▸ EXERCISE DIRECTIONS
Reproduce the records exactly.

[START OF EXERCISE INPUT]

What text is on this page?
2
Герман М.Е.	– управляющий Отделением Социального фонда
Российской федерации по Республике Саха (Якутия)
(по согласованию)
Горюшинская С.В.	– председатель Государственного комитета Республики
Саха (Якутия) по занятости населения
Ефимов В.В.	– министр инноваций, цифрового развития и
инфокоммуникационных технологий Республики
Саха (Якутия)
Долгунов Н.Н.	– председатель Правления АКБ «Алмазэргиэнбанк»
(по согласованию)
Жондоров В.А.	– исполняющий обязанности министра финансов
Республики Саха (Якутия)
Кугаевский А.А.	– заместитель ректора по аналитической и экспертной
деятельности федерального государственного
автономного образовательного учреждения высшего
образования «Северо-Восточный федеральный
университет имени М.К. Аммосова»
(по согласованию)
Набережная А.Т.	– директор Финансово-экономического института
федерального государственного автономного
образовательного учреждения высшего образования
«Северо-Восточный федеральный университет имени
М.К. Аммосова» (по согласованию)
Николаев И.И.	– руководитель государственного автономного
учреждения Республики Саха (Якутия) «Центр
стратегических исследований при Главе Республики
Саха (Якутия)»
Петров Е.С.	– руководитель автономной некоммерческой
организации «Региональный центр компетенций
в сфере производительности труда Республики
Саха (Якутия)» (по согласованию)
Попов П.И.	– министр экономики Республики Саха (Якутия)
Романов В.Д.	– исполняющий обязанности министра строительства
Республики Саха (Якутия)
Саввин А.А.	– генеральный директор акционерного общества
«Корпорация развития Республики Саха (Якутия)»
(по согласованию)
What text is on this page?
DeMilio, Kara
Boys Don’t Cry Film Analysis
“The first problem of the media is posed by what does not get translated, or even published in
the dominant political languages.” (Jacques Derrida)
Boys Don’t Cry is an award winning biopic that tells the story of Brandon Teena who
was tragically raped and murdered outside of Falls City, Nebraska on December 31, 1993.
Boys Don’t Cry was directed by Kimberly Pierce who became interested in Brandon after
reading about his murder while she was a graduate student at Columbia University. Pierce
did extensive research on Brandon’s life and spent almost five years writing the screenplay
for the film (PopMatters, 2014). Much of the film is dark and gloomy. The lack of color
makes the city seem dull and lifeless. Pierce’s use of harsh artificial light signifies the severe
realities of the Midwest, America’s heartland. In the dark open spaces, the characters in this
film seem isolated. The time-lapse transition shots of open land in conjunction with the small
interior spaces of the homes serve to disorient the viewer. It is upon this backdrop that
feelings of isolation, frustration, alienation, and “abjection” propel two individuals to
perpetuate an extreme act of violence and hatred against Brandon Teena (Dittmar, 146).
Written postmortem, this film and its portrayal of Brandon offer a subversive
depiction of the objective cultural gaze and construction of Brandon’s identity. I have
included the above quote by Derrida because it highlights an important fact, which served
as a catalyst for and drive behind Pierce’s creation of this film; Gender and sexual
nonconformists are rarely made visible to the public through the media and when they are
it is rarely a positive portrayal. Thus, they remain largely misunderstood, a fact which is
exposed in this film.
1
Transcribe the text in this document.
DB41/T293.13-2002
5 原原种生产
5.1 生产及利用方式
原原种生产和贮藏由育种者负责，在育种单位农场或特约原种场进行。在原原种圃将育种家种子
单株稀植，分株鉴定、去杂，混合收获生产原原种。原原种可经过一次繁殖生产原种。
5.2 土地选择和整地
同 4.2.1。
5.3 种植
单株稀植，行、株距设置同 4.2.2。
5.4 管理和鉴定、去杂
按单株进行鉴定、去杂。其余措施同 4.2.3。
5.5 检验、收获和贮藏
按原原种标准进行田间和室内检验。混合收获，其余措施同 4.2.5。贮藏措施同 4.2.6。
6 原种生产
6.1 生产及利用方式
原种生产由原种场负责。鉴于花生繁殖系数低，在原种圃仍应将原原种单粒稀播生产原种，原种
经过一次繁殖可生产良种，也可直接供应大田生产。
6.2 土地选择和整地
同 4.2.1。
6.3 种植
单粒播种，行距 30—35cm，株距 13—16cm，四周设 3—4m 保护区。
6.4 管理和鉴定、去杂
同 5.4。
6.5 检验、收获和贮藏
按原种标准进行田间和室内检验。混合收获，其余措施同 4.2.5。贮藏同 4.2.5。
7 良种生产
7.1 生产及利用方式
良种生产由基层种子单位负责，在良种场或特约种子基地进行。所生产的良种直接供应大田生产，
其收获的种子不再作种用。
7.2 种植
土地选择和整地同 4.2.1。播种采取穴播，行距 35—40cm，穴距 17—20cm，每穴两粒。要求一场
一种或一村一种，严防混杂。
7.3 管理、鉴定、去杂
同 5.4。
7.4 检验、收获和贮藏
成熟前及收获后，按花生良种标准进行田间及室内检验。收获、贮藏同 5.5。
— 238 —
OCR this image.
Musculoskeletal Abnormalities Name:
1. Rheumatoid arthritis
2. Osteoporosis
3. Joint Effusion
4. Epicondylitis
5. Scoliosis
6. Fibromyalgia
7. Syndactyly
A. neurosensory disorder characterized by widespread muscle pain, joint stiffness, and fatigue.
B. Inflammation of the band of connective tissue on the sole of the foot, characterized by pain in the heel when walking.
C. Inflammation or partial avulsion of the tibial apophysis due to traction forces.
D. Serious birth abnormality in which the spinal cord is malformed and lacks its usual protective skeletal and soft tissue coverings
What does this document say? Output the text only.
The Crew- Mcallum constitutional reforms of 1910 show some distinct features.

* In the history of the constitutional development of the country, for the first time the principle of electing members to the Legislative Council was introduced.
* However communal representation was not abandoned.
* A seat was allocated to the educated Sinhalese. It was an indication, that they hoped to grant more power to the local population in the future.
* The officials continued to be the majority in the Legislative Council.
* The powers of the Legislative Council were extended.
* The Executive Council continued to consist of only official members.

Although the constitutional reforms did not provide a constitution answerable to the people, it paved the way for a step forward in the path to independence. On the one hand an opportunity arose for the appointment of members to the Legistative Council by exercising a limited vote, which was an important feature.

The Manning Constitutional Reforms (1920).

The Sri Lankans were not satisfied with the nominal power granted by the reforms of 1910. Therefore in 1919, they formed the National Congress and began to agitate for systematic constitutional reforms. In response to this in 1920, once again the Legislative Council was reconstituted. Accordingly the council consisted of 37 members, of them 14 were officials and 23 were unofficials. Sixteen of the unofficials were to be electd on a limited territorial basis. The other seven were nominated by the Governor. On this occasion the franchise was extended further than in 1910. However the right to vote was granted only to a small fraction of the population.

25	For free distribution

[END OF EXERCISE INPUT]

▸ TASK RESULT
What text is on this page?
2
Герман М.Е.	– управляющий Отделением Социального фонда
Российской федерации по Республике Саха (Якутия)
(по согласованию)
Горюшинская С.В.	– председатель Государственного комитета Республики
Саха (Якутия) по занятости населения
Ефимов В.В.	– министр инноваций, цифрового развития и
инфокоммуникационных технологий Республики
Саха (Якутия)
Долгунов Н.Н.	– председатель Правления АКБ «Алмазэргиэнбанк»
(по согласованию)
Жондоров В.А.	– исполняющий обязанности министра финансов
Республики Саха (Якутия)
Кугаевский А.А.	– заместитель ректора по аналитической и экспертной
деятельности федерального государственного
автономного образовательного учреждения высшего
образования «Северо-Восточный федеральный
университет имени М.К. Аммосова»
(по согласованию)
Набережная А.Т.	– директор Финансово-экономического института
федерального государственного автономного
образовательного учреждения высшего образования
«Северо-Восточный федеральный университет имени
М.К. Аммосова» (по согласованию)
Николаев И.И.	– руководитель государственного автономного
учреждения Республики Саха (Якутия) «Центр
стратегических исследований при Главе Республики
Саха (Якутия)»
Петров Е.С.	– руководитель автономной некоммерческой
организации «Региональный центр компетенций
в сфере производительности труда Республики
Саха (Якутия)» (по согласованию)
Попов П.И.	– министр экономики Республики Саха (Якутия)
Романов В.Д.	– исполняющий обязанности министра строительства
Республики Саха (Якутия)
Саввин А.А.	– генеральный директор акционерного общества
«Корпорация развития Республики Саха (Якутия)»
(по согласованию)
What text is on this page?
DeMilio, Kara
Boys Don’t Cry Film Analysis
“The first problem of the media is posed by what does not get translated, or even published in
the dominant political languages.” (Jacques Derrida)
Boys Don’t Cry is an award winning biopic that tells the story of Brandon Teena who
was tragically raped and murdered outside of Falls City, Nebraska on December 31, 1993.
Boys Don’t Cry was directed by Kimberly Pierce who became interested in Brandon after
reading about his murder while she was a graduate student at Columbia University. Pierce
did extensive research on Brandon’s life and spent almost five years writing the screenplay
for the film (PopMatters, 2014). Much of the film is dark and gloomy. The lack of color
makes the city seem dull and lifeless. Pierce’s use of harsh artificial light signifies the severe
realities of the Midwest, America’s heartland. In the dark open spaces, the characters in this
film seem isolated. The time-lapse transition shots of open land in conjunction with the small
interior spaces of the homes serve to disorient the viewer. It is upon this backdrop that
feelings of isolation, frustration, alienation, and “abjection” propel two individuals to
perpetuate an extreme act of violence and hatred against Brandon Teena (Dittmar, 146).
Written postmortem, this film and its portrayal of Brandon offer a subversive
depiction of the objective cultural gaze and construction of Brandon’s identity. I have
included the above quote by Derrida because it highlights an important fact, which served
as a catalyst for and drive behind Pierce’s creation of this film; Gender and sexual
nonconformists are rarely made visible to the public through the media and when they are
it is rarely a positive portrayal. Thus, they remain largely misunderstood, a fact which is
exposed in this film.
1
Transcribe the text in this document.
DB41/T293.13-2002
5 原原种生产
5.1 生产及利用方式
原原种生产和贮藏由育种者负责，在育种单位农场或特约原种场进行。在原原种圃将育种家种子
单株稀植，分株鉴定、去杂，混合收获生产原原种。原原种可经过一次繁殖生产原种。
5.2 土地选择和整地
同 4.2.1。
5.3 种植
单株稀植，行、株距设置同 4.2.2。
5.4 管理和鉴定、去杂
按单株进行鉴定、去杂。其余措施同 4.2.3。
5.5 检验、收获和贮藏
按原原种标准进行田间和室内检验。混合收获，其余措施同 4.2.5。贮藏措施同 4.2.6。
6 原种生产
6.1 生产及利用方式
原种生产由原种场负责。鉴于花生繁殖系数低，在原种圃仍应将原原种单粒稀播生产原种，原种
经过一次繁殖可生产良种，也可直接供应大田生产。
6.2 土地选择和整地
同 4.2.1。
6.3 种植
单粒播种，行距 30—35cm，株距 13—16cm，四周设 3—4m 保护区。
6.4 管理和鉴定、去杂
同 5.4。
6.5 检验、收获和贮藏
按原种标准进行田间和室内检验。混合收获，其余措施同 4.2.5。贮藏同 4.2.5。
7 良种生产
7.1 生产及利用方式
良种生产由基层种子单位负责，在良种场或特约种子基地进行。所生产的良种直接供应大田生产，
其收获的种子不再作种用。
7.2 种植
土地选择和整地同 4.2.1。播种采取穴播，行距 35—40cm，穴距 17—20cm，每穴两粒。要求一场
一种或一村一种，严防混杂。
7.3 管理、鉴定、去杂
同 5.4。
7.4 检验、收获和贮藏
成熟前及收获后，按花生良种标准进行田间及室内检验。收获、贮藏同 5.5。
— 238 —
OCR this image.
Musculoskeletal Abnormalities Name:
1. Rheumatoid arthritis
2. Osteoporosis
3. Joint Effusion
4. Epicondylitis
5. Scoliosis
6. Fibromyalgia
7. Syndactyly
A. neurosensory disorder characterized by widespread muscle pain, joint stiffness, and fatigue.
B. Inflammation of the band of connective tissue on the sole of the foot, characterized by pain in the heel when walking.
C. Inflammation or partial avulsion of the tibial apophysis due to traction forces.
D. Serious birth abnormality in which the spinal cord is malformed and lacks its usual protective skeletal and soft tissue coverings
What does this document say? Output the text only.
The Crew- Mcallum constitutional reforms of 1910 show some distinct features.

* In the history of the constitutional development of the country, for the first time the principle of electing members to the Legislative Council was introduced.
* However communal representation was not abandoned.
* A seat was allocated to the educated Sinhalese. It was an indication, that they hoped to grant more power to the local population in the future.
* The officials continued to be the majority in the Legislative Council.
* The powers of the Legislative Council were extended.
* The Executive Council continued to consist of only official members.

Although the constitutional reforms did not provide a constitution answerable to the people, it paved the way for a step forward in the path to independence. On the one hand an opportunity arose for the appointment of members to the Legistative Council by exercising a limited vote, which was an important feature.

The Manning Constitutional Reforms (1920).

The Sri Lankans were not satisfied with the nominal power granted by the reforms of 1910. Therefore in 1919, they formed the National Congress and began to agitate for systematic constitutional reforms. In response to this in 1920, once again the Legislative Council was reconstituted. Accordingly the council consisted of 37 members, of them 14 were officials and 23 were unofficials. Sixteen of the unofficials were to be electd on a limited territorial basis. The other seven were nominated by the Governor. On this occasion the franchise was extended further than in 1910. However the right to vote was granted only to a small fraction of the population.

25	For free distribution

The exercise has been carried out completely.